Provided passage Start Marker

What You Can Expect From Moi

I've been bad but now I'm good....kinda.

Friday, August 12, 2011

Drinking Not Dating

This post has nothing to do with dating at all and everything to do with drinking. I drink almost better than I date and boy do I date well, or so it's been decided. I'm a professional at both.

Speaking of professional. Currently my big girl job is in the travel industry so I hear a lot of crazy travel stories and the most recent that I heard yesterday was about the dude who was so drunk on a plane that he pissed on an 11 year old girl.

My first thought, perv. Who has ever been drunk enough to piss not in a place that resembles a bathroom or parking lot and on a little girl? No. Sorry. I have a really hard time believe this fucking story. Dude is a total perv. I've been really drunk and the worst place I pissed, parking lot with fat ass facing main road in town where cops, drunks, drug addicts and homeless could see. It was a quick drop of the pants (which I'm sure were tight) and squat in said tight pants then all in one swift move I stood up, pulling up my pants to hop in the car and button/zip. Haven't we all done that? Okay. How many of you have pissed on an 11 year old in a plane. Thought so.

Well the story was brought up again today at work, of course we have nothing else to talk about. Fuck world peace and crumbling societies. Ha. The new news today was that he was 18 and why did they let him on the plane? Where did he get his alcohol from? To answer the latter question...where do most 18 year olds get their alcohol from? This really shouldn't even be a question. As to the second question I have a very simple answer. While he may be a perv, he's a professional.

Provided passage End Marker
Data for analysis Start Marker

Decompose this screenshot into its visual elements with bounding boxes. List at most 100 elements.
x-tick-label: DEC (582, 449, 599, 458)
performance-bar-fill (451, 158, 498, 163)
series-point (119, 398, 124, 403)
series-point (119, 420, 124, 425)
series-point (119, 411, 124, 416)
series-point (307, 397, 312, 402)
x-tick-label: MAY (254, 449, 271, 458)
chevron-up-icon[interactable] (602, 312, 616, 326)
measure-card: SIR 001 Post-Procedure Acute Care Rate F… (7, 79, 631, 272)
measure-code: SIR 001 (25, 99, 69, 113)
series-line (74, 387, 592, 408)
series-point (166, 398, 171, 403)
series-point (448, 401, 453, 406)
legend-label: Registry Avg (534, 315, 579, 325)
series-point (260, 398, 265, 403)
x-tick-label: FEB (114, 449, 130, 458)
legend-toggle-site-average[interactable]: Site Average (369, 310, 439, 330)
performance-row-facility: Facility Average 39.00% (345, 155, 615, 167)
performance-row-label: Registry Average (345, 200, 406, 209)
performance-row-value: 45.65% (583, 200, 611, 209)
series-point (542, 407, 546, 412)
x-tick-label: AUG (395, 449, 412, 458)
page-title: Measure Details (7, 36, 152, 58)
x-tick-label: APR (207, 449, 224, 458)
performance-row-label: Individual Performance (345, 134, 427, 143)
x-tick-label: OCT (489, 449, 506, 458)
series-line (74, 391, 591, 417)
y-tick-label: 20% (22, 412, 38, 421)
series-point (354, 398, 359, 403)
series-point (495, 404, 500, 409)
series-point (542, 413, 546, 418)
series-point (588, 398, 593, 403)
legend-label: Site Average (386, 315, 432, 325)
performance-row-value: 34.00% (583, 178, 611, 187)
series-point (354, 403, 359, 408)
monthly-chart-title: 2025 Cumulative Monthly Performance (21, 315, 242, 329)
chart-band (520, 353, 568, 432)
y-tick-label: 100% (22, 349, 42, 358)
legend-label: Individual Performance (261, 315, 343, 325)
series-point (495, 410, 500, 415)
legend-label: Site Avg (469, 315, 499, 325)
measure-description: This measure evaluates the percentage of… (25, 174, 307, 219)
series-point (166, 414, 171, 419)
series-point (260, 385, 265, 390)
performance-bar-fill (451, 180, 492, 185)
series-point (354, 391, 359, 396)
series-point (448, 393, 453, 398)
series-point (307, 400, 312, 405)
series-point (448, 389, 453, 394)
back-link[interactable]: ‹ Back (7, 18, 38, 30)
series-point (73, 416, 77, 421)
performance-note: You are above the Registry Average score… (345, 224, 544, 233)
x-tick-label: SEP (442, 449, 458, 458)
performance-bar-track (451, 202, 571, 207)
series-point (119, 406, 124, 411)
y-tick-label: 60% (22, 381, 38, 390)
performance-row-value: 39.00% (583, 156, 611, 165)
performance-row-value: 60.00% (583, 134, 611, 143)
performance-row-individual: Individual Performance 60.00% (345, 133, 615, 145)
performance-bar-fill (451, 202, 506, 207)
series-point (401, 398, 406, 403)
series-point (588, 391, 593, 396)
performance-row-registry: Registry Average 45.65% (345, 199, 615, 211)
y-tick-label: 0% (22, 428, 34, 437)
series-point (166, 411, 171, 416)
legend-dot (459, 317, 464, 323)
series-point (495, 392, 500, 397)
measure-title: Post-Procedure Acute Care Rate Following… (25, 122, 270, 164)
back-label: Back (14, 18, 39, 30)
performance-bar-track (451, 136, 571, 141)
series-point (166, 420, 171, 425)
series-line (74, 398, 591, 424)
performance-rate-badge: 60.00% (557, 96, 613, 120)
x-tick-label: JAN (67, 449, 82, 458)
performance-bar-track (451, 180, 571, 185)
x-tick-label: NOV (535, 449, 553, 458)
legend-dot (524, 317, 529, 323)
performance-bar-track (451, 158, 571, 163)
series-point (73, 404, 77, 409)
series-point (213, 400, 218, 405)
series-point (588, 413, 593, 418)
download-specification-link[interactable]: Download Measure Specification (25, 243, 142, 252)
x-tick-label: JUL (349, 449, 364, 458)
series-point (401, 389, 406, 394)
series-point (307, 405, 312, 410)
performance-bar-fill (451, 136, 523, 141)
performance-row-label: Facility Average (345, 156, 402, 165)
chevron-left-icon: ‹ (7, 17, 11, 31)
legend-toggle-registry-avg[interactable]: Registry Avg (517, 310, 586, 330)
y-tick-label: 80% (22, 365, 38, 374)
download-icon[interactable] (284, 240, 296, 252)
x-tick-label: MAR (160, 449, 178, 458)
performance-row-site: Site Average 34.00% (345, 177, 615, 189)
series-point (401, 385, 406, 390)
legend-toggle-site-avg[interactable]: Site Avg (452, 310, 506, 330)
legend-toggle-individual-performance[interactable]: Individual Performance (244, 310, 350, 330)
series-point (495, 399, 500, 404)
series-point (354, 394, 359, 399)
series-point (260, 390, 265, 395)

Data for analysis End Marker

» Problem set:
• A. Print the passage of the blog post about drinking that begins at the words "This post has" and stops after "year old girl.".
• B. Carry on the blog post about drinking from its last sentence.

» Replies:
• A.
This post has nothing to do with dating at all and everything to do with drinking. I drink almost better than I date and boy do I date well, or so it's been decided. I'm a professional at both.

Speaking of professional. Currently my big girl job is in the travel industry so I hear a lot of crazy travel stories and the most recent that I heard yesterday was about the dude who was so drunk on a plane that he pissed on an 11 year old girl.

• B.
It reminded me of a few months ago for a friends birthday we were so drunk. We both have very small bladders and couldn't make it to the bar to pee. Her boyfriend at the time was driving, sober but still letting us call the shots. On the right hand side came the ER to the local hospital downtown. It's a well respected place apparently. He drives up to the little men in the ticket place who tell us the large men at the front door need to approve our using of the bathroom. I'm not exactly one who likes needing approval. Even in my drunken state (I swear I'm smarter when I shit faced) I realized the men in the little booth and the men at the front didn't speak. Plus my friend is wearing a short sequin skirt. So we walk in. Hello sirs. Then we walk to the front desk, I politely ask where their restroom is and proceed to do what we came to do, no approval needed. As we walk out, "Have a nice evening."

That is how you are let on a plane drunk as fuck. Again it's called professional. Swagger. When I'm drunk, I've got it.